_ARTICLE_.
Wills Act 1837
- Parliament of the United Kingdom
- Long title: An Act for the Amendment of the Laws with respect to Wills.
- Citation: 7 Will. 4 & 1 Vict. c. 26
- Introduced by: Attorney General Sir John Campbell
- Territorial extent: England and Wales; Northern Ireland;

Dates
- Royal assent: 3 July 1837
- Commencement: 1 January 1838
- Repealed: New Zealand: 28 August 2007;

Other legislation
- Amends: Statute of Frauds
- Repeals/revokes: Wills Act 1540; Wills Act 1542; Wills Act 1751; Disposition of Copyhold Estates by Will Act 1815;
- Amended by: Admiralty, &c. Acts Repeal Act 1865; Statute Law Revision Act 1874; Married Women's Property Act 1893; Law of Property Act 1922; Family Law Reform Act 1969; Statute Law (Repeals) Act 1969; Administration of Justice Act 1982; Family Law Act 1986; Law Reform (Succession) Act 1995; Trusts of Land and Appointment of Trustees Act 1996; Human Tissue Act 2004;
- Repealed by: New Zealand: Wills Act 2007;
- Relates to: Statute of Wills; Statute of Frauds; Wills Act 1861; Wills (Soldiers and Sailors) Act 1918; Wills Act 1963;

Status: Amended

Text of statute as originally enacted

Revised text of statute as amended

Text of the Wills Act 1837 as in force today (including any amendments) within the United Kingdom, from legislation.gov.uk.

= Wills Act 1837 =

Act of the Parliament of the United Kingdom

The Wills Act 1837 (7 Will. 4 & 1 Vict. c. 26) is an act of the Parliament of the United Kingdom that confirms the power of every adult to dispose of their real and personal property, whether they are the outright owner or a beneficiary under a trust, by will on their death (s.3). The act extends to all testamentary dispositions or gifts, where "a person makes a disposition of his property to take effect after his decease, and which is in its own nature ambulatory and revocable during his life." As of 2012, much of it remains in force in England and Wales.

== Background ==
Under ecclesiastical law, common law and equity, various customary rules had long existed for disposing of personal property by will. However, the power to gift real property by will had been first granted by the Statute of Wills (32 Hen. 8. c. 1). Various rules grew up around the formalities necessary to create a valid will and the Statute of Frauds (29 Cha. 2. c. 3) created the requirement that a will of real property must be in writing. By the early nineteenth century, the rules had become complex, with different rules for formalising wills of real and personal property. The 4th report of the Commissioners for Inquiring into the Law of Real Property recommended a simplified and unified scheme. As the Commissioners observed "Any scrap of paper, or memorandum in ink or in pencil, mentioning an intended disposition of his property, is admitted as a will and will be valid, although written by another person, and not read over to the testator, or even seen by him, if proved to be made in his lifetime according to his instructions." A bill was introduced by the Attorney General Sir John Campbell, one of the Commissioners, in 1834 though it was much delayed for want of parliamentary time. The bill was introduced in the House of Lords by Lord Langdale.

_SUPPLIED ENTRIES_.
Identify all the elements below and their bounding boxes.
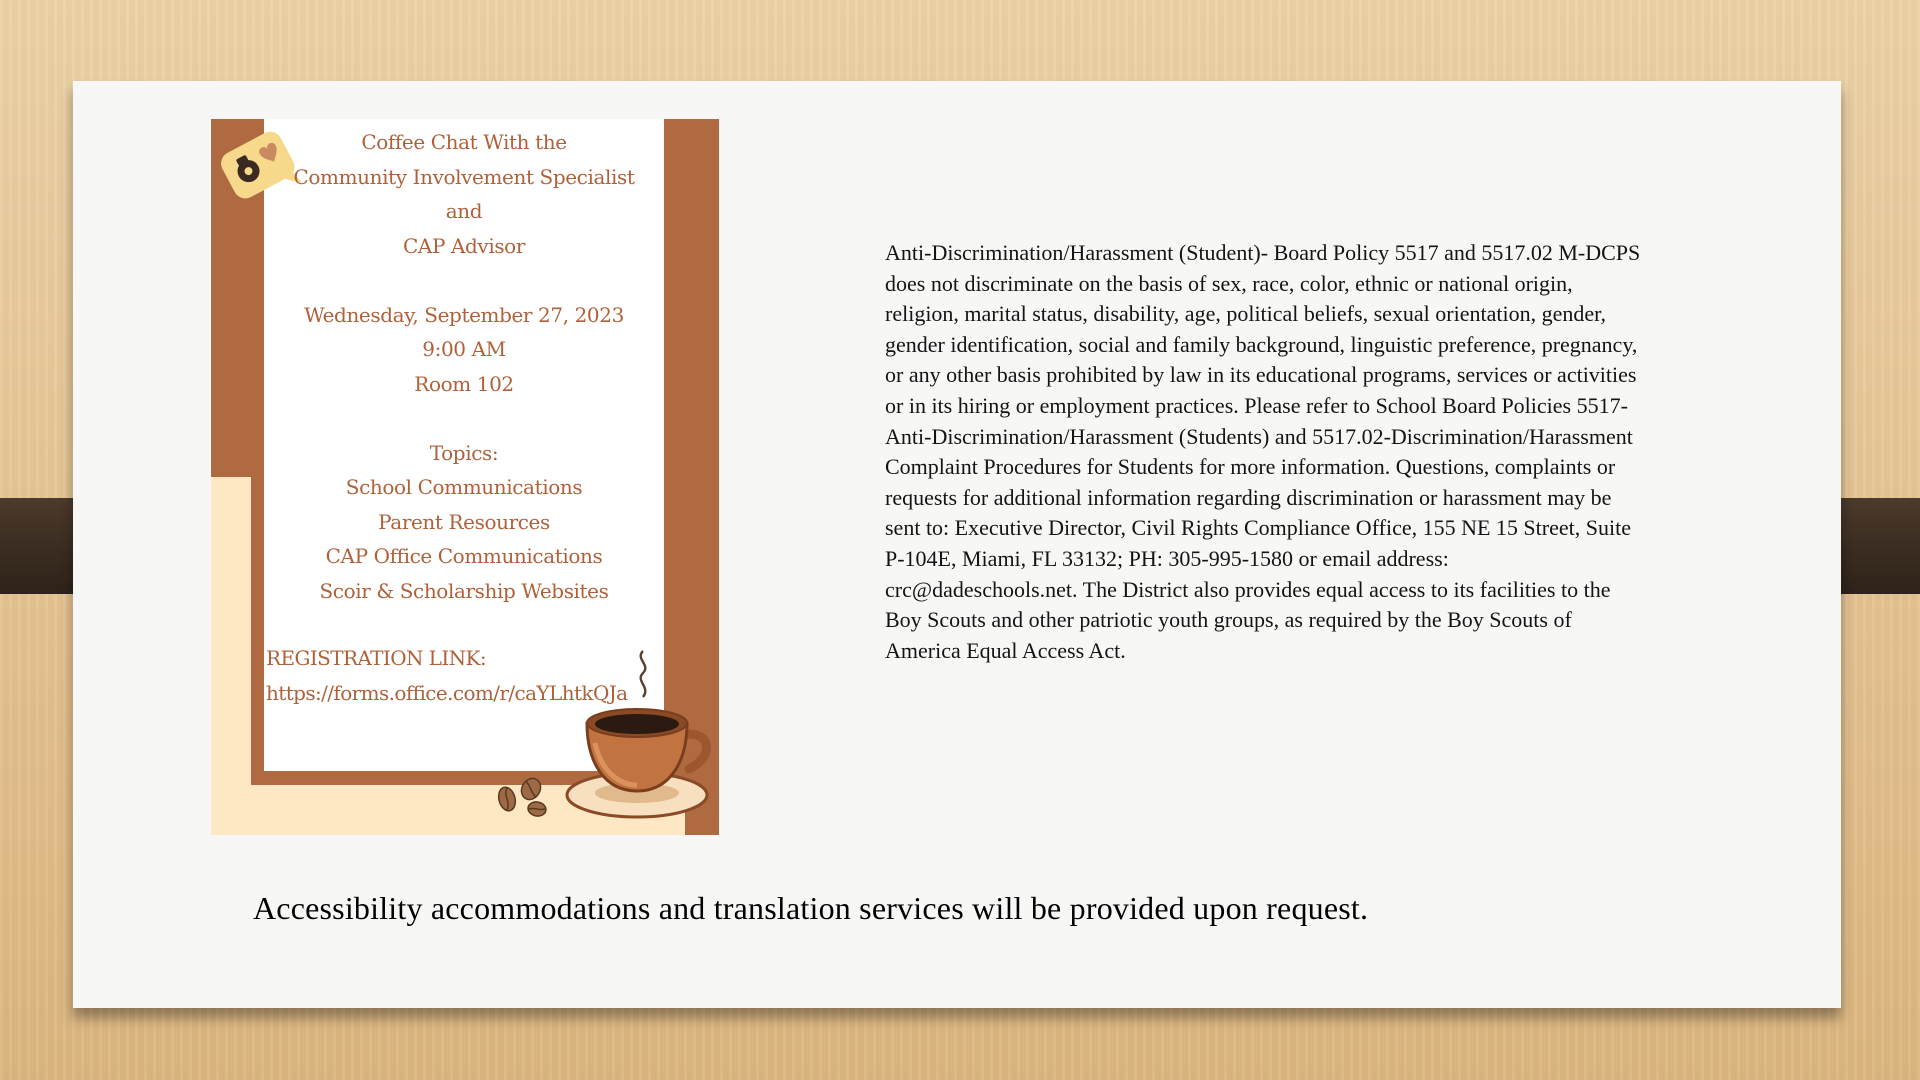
registration-label: REGISTRATION LINK: <box>266 646 487 670</box>
flyer-title-line-1: Coffee Chat With the <box>361 130 567 154</box>
registration-link[interactable]: https://forms.office.com/r/caYLhtkQJa <box>266 681 628 705</box>
flyer-title-line-3: and <box>445 199 483 223</box>
flyer-text <box>264 125 664 608</box>
flyer-topic-item: Parent Resources <box>378 509 550 534</box>
flyer-title-line-4: CAP Advisor <box>403 233 525 258</box>
flyer-topics-heading: Topics: <box>429 440 499 465</box>
flyer-room: Room 102 <box>414 371 514 396</box>
steam-icon <box>631 649 655 701</box>
flyer-spacer <box>264 263 664 298</box>
flyer-spacer <box>264 401 664 436</box>
coffee-beans-icon <box>493 775 561 821</box>
coffee-chat-flyer <box>211 119 719 835</box>
flyer-time: 9:00 AM <box>422 337 506 361</box>
flyer-topic-item: Scoir & Scholarship Websites <box>319 578 609 603</box>
flyer-date: Wednesday, September 27, 2023 <box>304 302 624 327</box>
accessibility-statement: Accessibility accommodations and translation services will be provided upon request. <box>253 890 1369 926</box>
coffee-cup-icon <box>565 699 719 823</box>
flyer-topic-item: CAP Office Communications <box>325 544 603 568</box>
flyer-topic-item: School Communications <box>345 475 583 499</box>
anti-discrimination-notice: Anti-Discrimination/Harassment (Student)- Board Policy 5517 and 5517.02 M-DCPS does not discriminate on the basis of sex, race, color, ethnic or national origin, religion, marital status, disability, age, political beliefs, sexual orientation, gender, gender identification, social and family background, linguistic preference, pregnancy, or any other basis prohibited by law in its educational programs, services or activities or in its hiring or employment practices. Please refer to School Board Policies 5517-Anti-Discrimination/Harassment (Students) and 5517.02-Discrimination/Harassment Complaint Procedures for Students for more information. Questions, complaints or requests for additional information regarding discrimination or harassment may be sent to: Executive Director, Civil Rights Compliance Office, 155 NE 15 Street, Suite P-104E, Miami, FL 33132; PH: 305-995-1580 or email address: crc@dadeschools.net. The District also provides equal access to its facilities to the Boy Scouts and other patriotic youth groups, as required by the Boy Scouts of America Equal Access Act. <box>885 240 1641 663</box>
flyer-title-line-2: Community Involvement Specialist <box>293 164 635 189</box>
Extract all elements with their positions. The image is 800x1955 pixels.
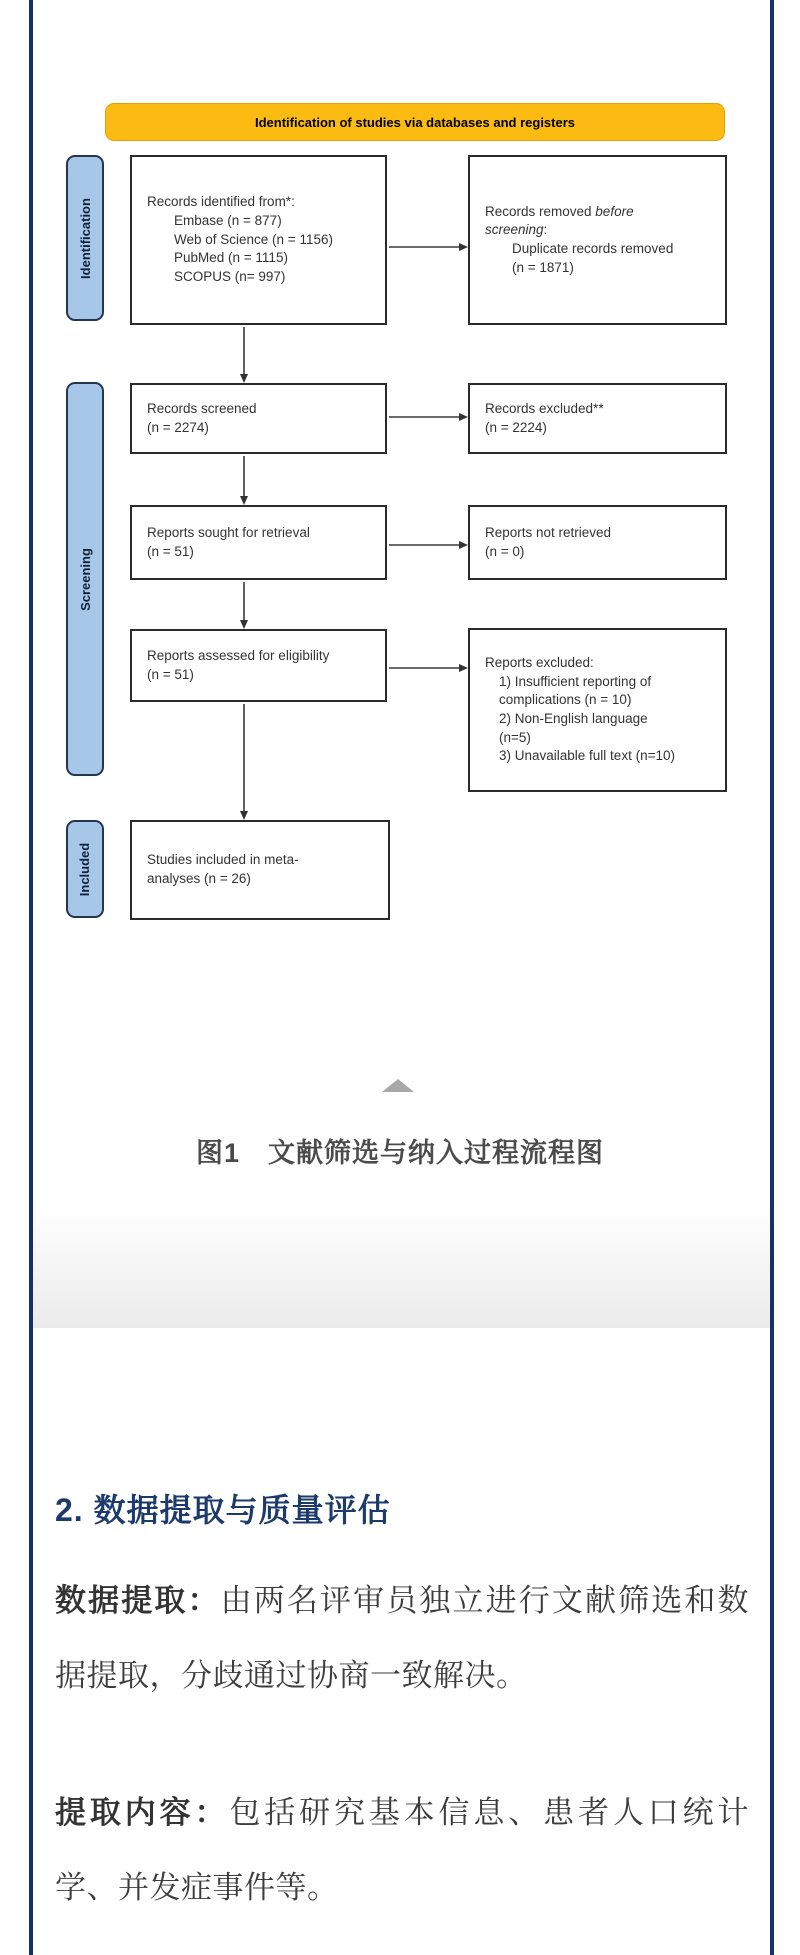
stage-label-text: Screening <box>77 547 93 611</box>
box-text-line: (n = 1871) <box>512 259 574 275</box>
box-text-italic: before <box>595 203 634 219</box>
page-left-border <box>29 0 33 1955</box>
box-text-line: (n=5) <box>499 729 531 745</box>
paragraph-data-extraction <box>55 1563 749 1713</box>
paragraph-line <box>55 1563 749 1638</box>
box-text-line: Duplicate records removed <box>512 241 674 256</box>
stage-label-identification <box>66 155 104 321</box>
box-text-line: Reports excluded: <box>485 655 594 671</box>
paragraph-lead: 提取内容： <box>55 1795 230 1830</box>
stage-label-text: Identification <box>77 197 93 279</box>
box-reports-not-retrieved <box>468 505 727 580</box>
box-text-line <box>485 221 717 240</box>
paragraph-line: 据提取，分歧通过协商一致解决。 <box>55 1658 528 1693</box>
box-text-line: SCOPUS (n= 997) <box>174 268 286 284</box>
box-text-line: Records screened <box>147 400 257 416</box>
paragraph-line: 学、并发症事件等。 <box>55 1870 339 1905</box>
box-text-line: (n = 51) <box>147 543 194 559</box>
figure-caption: 图1 文献筛选与纳入过程流程图 <box>195 1138 604 1168</box>
box-text-line: (n = 0) <box>485 543 525 559</box>
flow-arrows <box>0 0 800 960</box>
box-reports-sought <box>130 505 387 580</box>
collapse-arrow-icon[interactable] <box>382 1079 414 1092</box>
box-text-line <box>485 203 717 222</box>
paragraph-extraction-content <box>55 1775 749 1925</box>
paragraph-text: 包括研究基本信息、患者人口统计 <box>229 1795 750 1830</box>
box-text-segment: : <box>543 222 548 238</box>
paragraph-text: 由两名评审员独立进行文献筛选和数 <box>220 1583 749 1618</box>
box-text-line: 2) Non-English language <box>499 711 648 726</box>
box-text-line: Records excluded** <box>485 400 604 416</box>
box-text-line: (n = 2224) <box>485 419 547 435</box>
box-text-line: Reports not retrieved <box>485 524 612 540</box>
box-text-line: complications (n = 10) <box>499 692 632 708</box>
box-text-line: 1) Insufficient reporting of <box>499 673 652 689</box>
box-records-identified <box>130 155 387 325</box>
box-text-segment: Records removed <box>485 203 596 219</box>
box-text-line: analyses (n = 26) <box>147 871 251 886</box>
box-text-italic: screening <box>485 222 544 238</box>
box-reports-assessed <box>130 629 387 702</box>
box-text-line: PubMed (n = 1115) <box>174 250 288 266</box>
banner-identification-via-databases: Identification of studies via databases and registers <box>105 103 725 141</box>
box-studies-included <box>130 820 390 920</box>
box-records-excluded <box>468 383 727 454</box>
box-text-line: Studies included in meta- <box>147 852 299 868</box>
box-text-line: (n = 51) <box>147 666 194 682</box>
box-text-line: Reports assessed for eligibility <box>147 647 330 663</box>
box-text-line: 3) Unavailable full text (n=10) <box>499 748 675 764</box>
box-text-line: Records identified from*: <box>147 194 295 210</box>
box-text-line: Embase (n = 877) <box>174 213 282 229</box>
box-text-line: (n = 2274) <box>147 419 209 435</box>
paragraph-line <box>55 1775 749 1850</box>
stage-label-screening <box>66 382 104 776</box>
box-text-line: Reports sought for retrieval <box>147 524 310 540</box>
paragraph-lead: 数据提取： <box>55 1583 221 1618</box>
section-heading: 2. 数据提取与质量评估 <box>55 1492 391 1528</box>
section-divider-gradient <box>33 1205 770 1328</box>
stage-label-text: Included <box>77 842 93 896</box>
box-text-line: Web of Science (n = 1156) <box>174 231 333 247</box>
box-reports-excluded-reasons <box>468 628 727 792</box>
box-records-removed <box>468 155 727 325</box>
stage-label-included <box>66 820 104 918</box>
page-right-border <box>770 0 774 1955</box>
box-records-screened <box>130 383 387 454</box>
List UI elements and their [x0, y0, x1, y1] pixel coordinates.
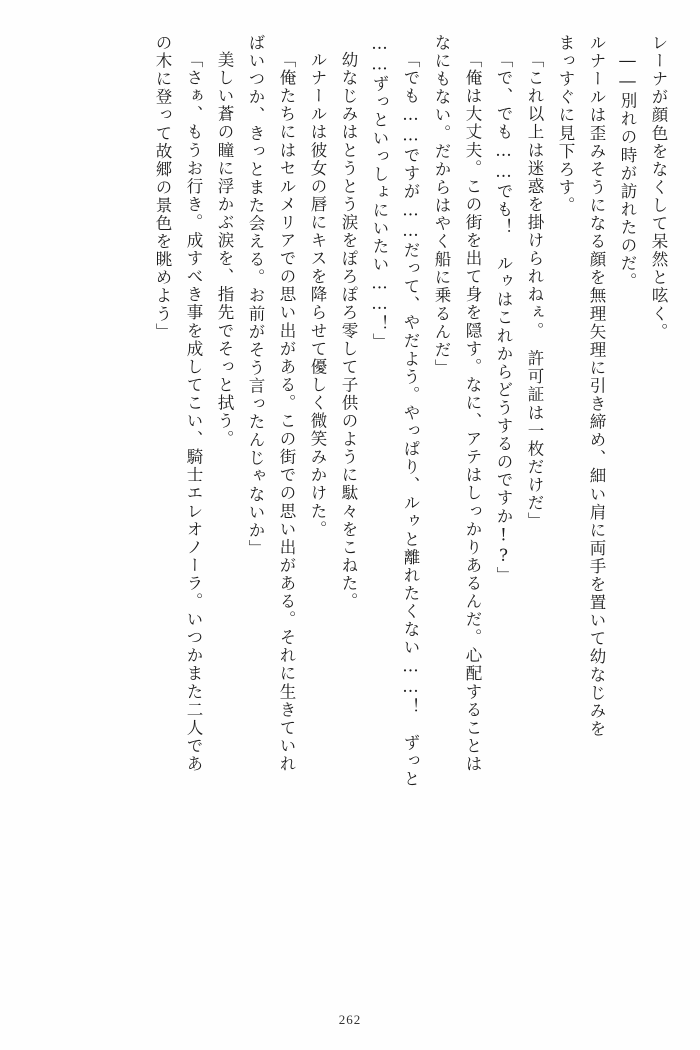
text-line: なにもない。だからはやく船に乗るんだ」 — [432, 34, 451, 377]
page-number: 262 — [338, 1012, 362, 1027]
text-line: ルナールは彼女の唇にキスを降らせて優しく微笑みかけた。 — [308, 51, 327, 539]
text-line: 「俺たちにはセルメリアでの思い出がある。この街での思い出がある。それに生きていれ — [277, 51, 296, 773]
text-line: 「で、でも……でも！ ルゥはこれからどうするのですか!?」 — [494, 51, 513, 585]
text-line: 幼なじみはとうとう涙をぽろぽろ零して子供のように駄々をこねた。 — [339, 51, 358, 611]
text-line: ……ずっといっしょにいたい……！」 — [370, 34, 389, 351]
text-line: 「さぁ、もうお行き。成すべき事を成してこい、騎士エレオノーラ。いつかまた二人であ — [184, 51, 203, 773]
text-line: まっすぐに見下ろす。 — [556, 34, 575, 215]
text-line: レーナが顔色をなくして呆然と呟く。 — [649, 34, 668, 341]
text-line: 「俺は大丈夫。この街を出て身を隠す。なに、アテはしっかりあるんだ。心配することは — [463, 51, 482, 773]
text-line: 「でも……ですが……だって、やだよう。やっぱり、ルゥと離れたくない……！ ずっと — [401, 51, 420, 788]
text-line: 「これ以上は迷惑を掛けられねぇ。 許可証は一枚だけだ」 — [525, 51, 544, 531]
novel-text-block — [38, 34, 666, 984]
text-line: ――別れの時が訪れたのだ。 — [618, 51, 637, 291]
text-line: 美しい蒼の瞳に浮かぶ涙を、指先でそっと拭う。 — [215, 51, 234, 449]
text-line: ばいつか、きっとまた会える。お前がそう言ったんじゃないか」 — [246, 34, 265, 558]
text-line: ルナールは歪みそうになる顔を無理矢理に引き締め、細い肩に両手を置いて幼なじみを — [587, 34, 606, 738]
text-line: の木に登って故郷の景色を眺めよう」 — [153, 34, 172, 341]
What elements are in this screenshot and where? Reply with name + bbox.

_STATED TASK 1_. Recast the part of the records that opens with the line containing "text-line: なにもない。だからはやく船に乗るんだ」 —" and closes at the end of the records as a Markdown table with the columns Row and Entry, leaving out blank lines.
_STATED TASK 2_. Continue the article on the Wills Act 1837 from where it stops.

_TASK RESULT 1_.
| Row | Entry |
|---|---|
| 1 | text-line: なにもない。だからはやく船に乗るんだ」 — [432, 34, 451, 377] |
| 2 | page-number: 262 — [338, 1012, 362, 1027] |
| 3 | text-line: ルナールは彼女の唇にキスを降らせて優しく微笑みかけた。 — [308, 51, 327, 539] |
| 4 | text-line: 「俺たちにはセルメリアでの思い出がある。この街での思い出がある。それに生きていれ — [277, 51, 296, 773] |
| 5 | text-line: 「で、でも……でも！ ルゥはこれからどうするのですか!?」 — [494, 51, 513, 585] |
| 6 | text-line: 幼なじみはとうとう涙をぽろぽろ零して子供のように駄々をこねた。 — [339, 51, 358, 611] |
| 7 | text-line: ……ずっといっしょにいたい……！」 — [370, 34, 389, 351] |
| 8 | text-line: 「さぁ、もうお行き。成すべき事を成してこい、騎士エレオノーラ。いつかまた二人であ — [184, 51, 203, 773] |
| 9 | text-line: まっすぐに見下ろす。 — [556, 34, 575, 215] |
| 10 | text-line: レーナが顔色をなくして呆然と呟く。 — [649, 34, 668, 341] |
| 11 | text-line: 「俺は大丈夫。この街を出て身を隠す。なに、アテはしっかりあるんだ。心配することは — [463, 51, 482, 773] |
| 12 | text-line: 「でも……ですが……だって、やだよう。やっぱり、ルゥと離れたくない……！ ずっと — [401, 51, 420, 788] |
| 13 | text-line: 「これ以上は迷惑を掛けられねぇ。 許可証は一枚だけだ」 — [525, 51, 544, 531] |
| 14 | novel-text-block — [38, 34, 666, 984] |
| 15 | text-line: ――別れの時が訪れたのだ。 — [618, 51, 637, 291] |
| 16 | text-line: 美しい蒼の瞳に浮かぶ涙を、指先でそっと拭う。 — [215, 51, 234, 449] |
| 17 | text-line: ばいつか、きっとまた会える。お前がそう言ったんじゃないか」 — [246, 34, 265, 558] |
| 18 | text-line: ルナールは歪みそうになる顔を無理矢理に引き締め、細い肩に両手を置いて幼なじみを — [587, 34, 606, 738] |
| 19 | text-line: の木に登って故郷の景色を眺めよう」 — [153, 34, 172, 341] |
| 20 | What elements are in this screenshot and where? Reply with name + bbox. |

_TASK RESULT 2_.
Though the requirement that a will be in writing stems from an attempt to frustrate fraud, an apparent exception to the requirements for the formal execution of the Act under section 9 is a secret trust.

== Provisions of the act currently in force ==
=== Capacity ===
The general age to write a will aligns with the age of majority, in any case, a person aged 16 or over may write a will if they are a member of the armed forces on active service or a mariner at sea (s.11). These provisions were clarified by the Wills (Soldiers and Sailors) Act 1918 (7 & 8 Geo. 5. c. 58) (see below).

=== Requirements of a valid will ===
A will is only valid if (s.9):
- It is made in writing;
- It is signed by the testator, or at his direction and in his presence;
- The testator intends that the signature give effect to the will;
- The will is made or acknowledged in the presence of two or more witnesses, present at the same time; and
- Each witness attests and signs, or acknowledges, his signature in the presence of the testator.

There is no requirement to publish a will (s.13). If any of the witnesses was, or subsequently becomes, incapable of proving the will, that alone will not make it invalid (s.14). Alterations must be executed in the same manner as a will (s.21).

Prior to 1982, the witnesses were required to "subscribe" rather than "sign" the will
, and standard forms existed that did not include space for witnesses' signatures. In Payne vs Payne [2018] EWCA Civ 985, Lord Justice Henderson ruled that despite the change of wording, it was still sufficient for a witness to write their name with the intention of attesting the will, rather than a literal signature being required.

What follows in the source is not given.